### Material to process ###

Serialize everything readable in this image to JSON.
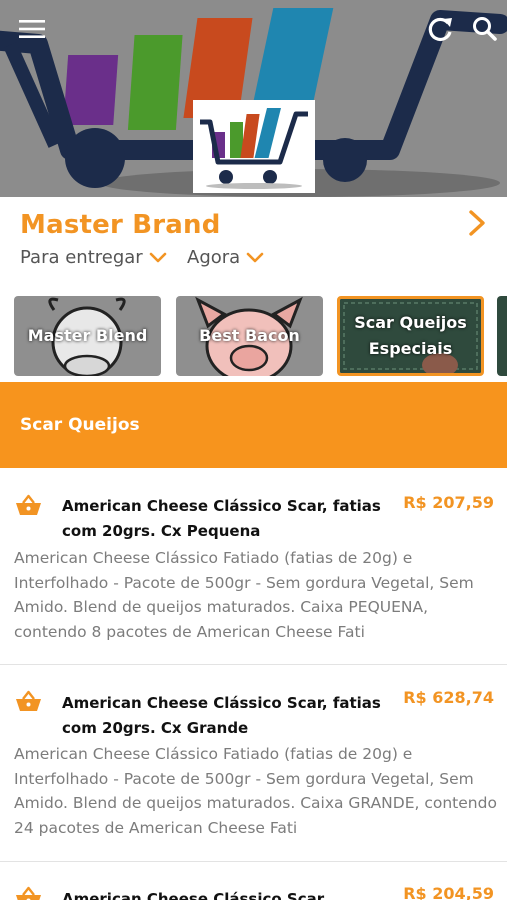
{
  "topbar": {
    "menu_icon": "hamburger-menu-icon",
    "refresh_icon": "refresh-icon",
    "search_icon": "search-icon"
  },
  "store": {
    "name": "Master Brand",
    "delivery_option": "Para entregar",
    "time_option": "Agora",
    "accent_color": "#f29423"
  },
  "categories": [
    {
      "label": "Master Blend",
      "selected": false
    },
    {
      "label": "Best Bacon",
      "selected": false
    },
    {
      "label": "Scar Queijos Especiais",
      "selected": true
    }
  ],
  "section": {
    "title": "Scar Queijos"
  },
  "products": [
    {
      "name": "American Cheese Clássico Scar, fatias com 20grs. Cx Pequena",
      "price": "R$ 207,59",
      "description": "American Cheese Clássico Fatiado (fatias de 20g) e Interfolhado - Pacote de 500gr - Sem gordura Vegetal, Sem Amido. Blend de queijos maturados. Caixa PEQUENA, contendo 8 pacotes de American Cheese Fati"
    },
    {
      "name": "American Cheese Clássico Scar, fatias com 20grs. Cx Grande",
      "price": "R$ 628,74",
      "description": "American Cheese Clássico Fatiado (fatias de 20g) e Interfolhado - Pacote de 500gr - Sem gordura Vegetal, Sem Amido. Blend de queijos maturados. Caixa GRANDE, contendo 24 pacotes de American Cheese Fati"
    },
    {
      "name": "American Cheese Clássico Scar",
      "price": "R$ 204,59",
      "description": ""
    }
  ]
}
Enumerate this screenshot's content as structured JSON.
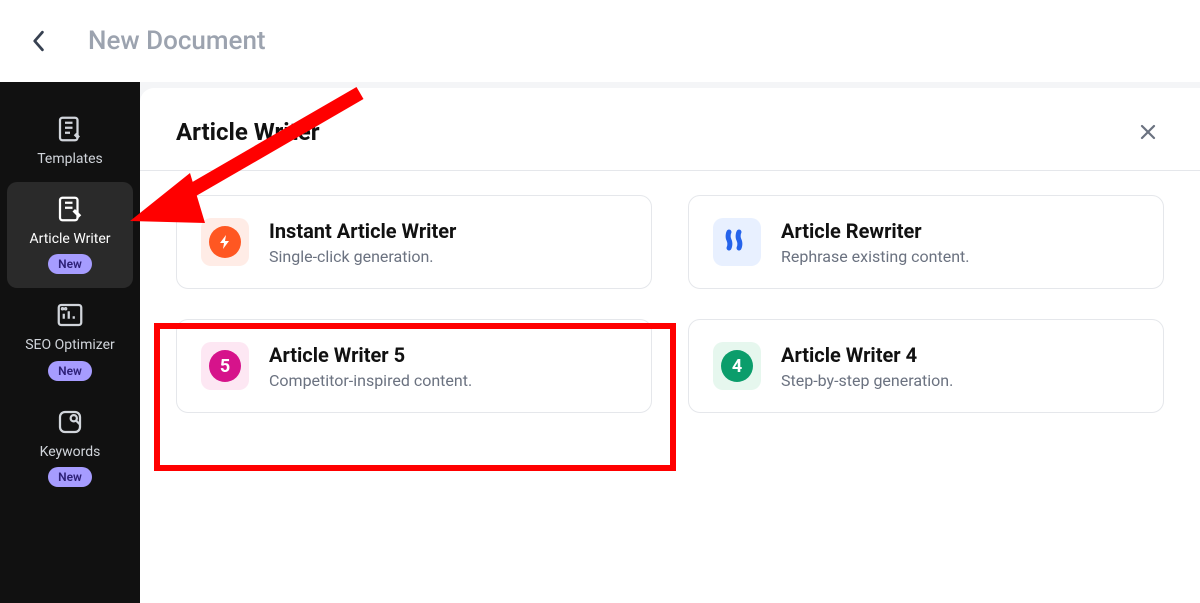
{
  "topbar": {
    "title": "New Document"
  },
  "sidebar": {
    "items": [
      {
        "label": "Templates",
        "new": false
      },
      {
        "label": "Article Writer",
        "new": true
      },
      {
        "label": "SEO Optimizer",
        "new": true
      },
      {
        "label": "Keywords",
        "new": true
      }
    ],
    "new_badge_label": "New"
  },
  "content": {
    "title": "Article Writer",
    "cards": [
      {
        "title": "Instant Article Writer",
        "desc": "Single-click generation."
      },
      {
        "title": "Article Rewriter",
        "desc": "Rephrase existing content."
      },
      {
        "title": "Article Writer 5",
        "desc": "Competitor-inspired content.",
        "badge": "5"
      },
      {
        "title": "Article Writer 4",
        "desc": "Step-by-step generation.",
        "badge": "4"
      }
    ]
  }
}
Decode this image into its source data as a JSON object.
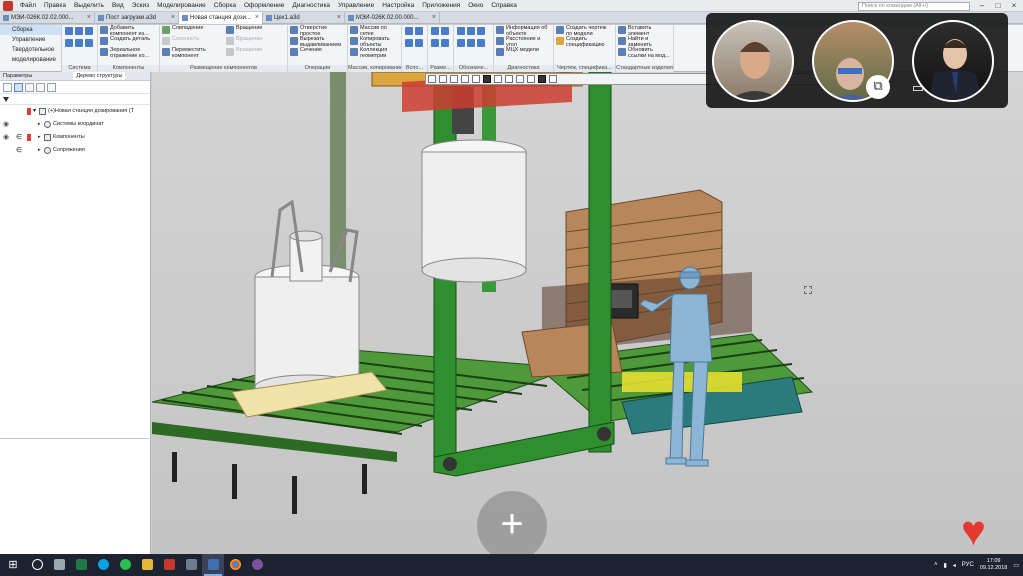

###

Copy out the data above exactly, except the pictures.

Complete answer =
Serialize everything readable in this image to JSON.
{
  "topbar": {
    "menu_icon": "hamburger-menu-icon",
    "refresh_icon": "refresh-icon",
    "search_icon": "search-icon"
  },
  "store": {
    "name": "Master Brand",
    "delivery_option": "Para entregar",
    "time_option": "Agora",
    "accent_color": "#f29423"
  },
  "categories": [
    {
      "label": "Master Blend",
      "selected": false
    },
    {
      "label": "Best Bacon",
      "selected": false
    },
    {
      "label": "Scar Queijos Especiais",
      "selected": true
    }
  ],
  "section": {
    "title": "Scar Queijos"
  },
  "products": [
    {
      "name": "American Cheese Clássico Scar, fatias com 20grs. Cx Pequena",
      "price": "R$ 207,59",
      "description": "American Cheese Clássico Fatiado (fatias de 20g) e Interfolhado - Pacote de 500gr - Sem gordura Vegetal, Sem Amido. Blend de queijos maturados. Caixa PEQUENA, contendo 8 pacotes de American Cheese Fati"
    },
    {
      "name": "American Cheese Clássico Scar, fatias com 20grs. Cx Grande",
      "price": "R$ 628,74",
      "description": "American Cheese Clássico Fatiado (fatias de 20g) e Interfolhado - Pacote de 500gr - Sem gordura Vegetal, Sem Amido. Blend de queijos maturados. Caixa GRANDE, contendo 24 pacotes de American Cheese Fati"
    },
    {
      "name": "American Cheese Clássico Scar",
      "price": "R$ 204,59",
      "description": ""
    }
  ]
}
Enumerate this screenshot's content as structured JSON.
{
  "topbar": {
    "title": "New Document"
  },
  "sidebar": {
    "items": [
      {
        "label": "Templates",
        "new": false
      },
      {
        "label": "Article Writer",
        "new": true
      },
      {
        "label": "SEO Optimizer",
        "new": true
      },
      {
        "label": "Keywords",
        "new": true
      }
    ],
    "new_badge_label": "New"
  },
  "content": {
    "title": "Article Writer",
    "cards": [
      {
        "title": "Instant Article Writer",
        "desc": "Single-click generation."
      },
      {
        "title": "Article Rewriter",
        "desc": "Rephrase existing content."
      },
      {
        "title": "Article Writer 5",
        "desc": "Competitor-inspired content.",
        "badge": "5"
      },
      {
        "title": "Article Writer 4",
        "desc": "Step-by-step generation.",
        "badge": "4"
      }
    ]
  }
}
Decode this image into its source data as a JSON object.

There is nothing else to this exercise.